**Problem requirements:** Copy out the lines that have "with" in them.
# Available records start
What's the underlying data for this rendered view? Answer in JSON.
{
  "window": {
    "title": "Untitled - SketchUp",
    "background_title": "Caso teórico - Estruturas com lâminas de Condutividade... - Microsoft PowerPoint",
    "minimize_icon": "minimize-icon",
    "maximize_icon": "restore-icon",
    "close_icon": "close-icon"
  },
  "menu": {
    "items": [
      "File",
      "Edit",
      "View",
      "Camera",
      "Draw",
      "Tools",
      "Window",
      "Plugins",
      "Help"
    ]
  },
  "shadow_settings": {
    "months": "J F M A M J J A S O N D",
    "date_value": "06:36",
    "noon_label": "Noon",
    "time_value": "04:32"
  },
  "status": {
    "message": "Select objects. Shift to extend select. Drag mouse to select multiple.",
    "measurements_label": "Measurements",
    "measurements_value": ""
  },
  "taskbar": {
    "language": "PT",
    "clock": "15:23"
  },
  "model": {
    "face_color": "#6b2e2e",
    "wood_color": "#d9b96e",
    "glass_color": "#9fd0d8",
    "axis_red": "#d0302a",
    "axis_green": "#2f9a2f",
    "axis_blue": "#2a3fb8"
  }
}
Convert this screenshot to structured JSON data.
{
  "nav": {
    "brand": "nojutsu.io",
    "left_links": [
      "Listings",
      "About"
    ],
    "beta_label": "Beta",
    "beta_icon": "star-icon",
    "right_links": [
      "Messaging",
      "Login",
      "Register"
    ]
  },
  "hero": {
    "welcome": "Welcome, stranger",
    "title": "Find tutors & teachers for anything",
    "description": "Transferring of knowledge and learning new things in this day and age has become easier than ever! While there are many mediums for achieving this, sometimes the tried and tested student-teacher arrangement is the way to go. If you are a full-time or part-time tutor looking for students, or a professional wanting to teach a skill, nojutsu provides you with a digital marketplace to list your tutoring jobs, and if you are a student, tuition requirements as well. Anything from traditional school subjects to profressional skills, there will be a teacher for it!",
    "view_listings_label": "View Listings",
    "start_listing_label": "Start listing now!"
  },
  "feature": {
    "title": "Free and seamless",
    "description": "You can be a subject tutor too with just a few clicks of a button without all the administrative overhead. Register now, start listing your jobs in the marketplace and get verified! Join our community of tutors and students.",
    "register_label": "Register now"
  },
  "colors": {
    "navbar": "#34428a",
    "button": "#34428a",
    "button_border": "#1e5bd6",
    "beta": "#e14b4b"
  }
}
# Available records end
**Result:**
    "description": "Transferring of knowledge and learning new things in this day and age has become easier than ever! While there are many mediums for achieving this, sometimes the tried and tested student-teacher arrangement is the way to go. If you are a full-time or part-time tutor looking for students, or a professional wanting to teach a skill, nojutsu provides you with a digital marketplace to list your tutoring jobs, and if you are a student, tuition requirements as well. Anything from traditional school subjects to profressional skills, there will be a teacher for it!",
    "description": "You can be a subject tutor too with just a few clicks of a button without all the administrative overhead. Register now, start listing your jobs in the marketplace and get verified! Join our community of tutors and students.",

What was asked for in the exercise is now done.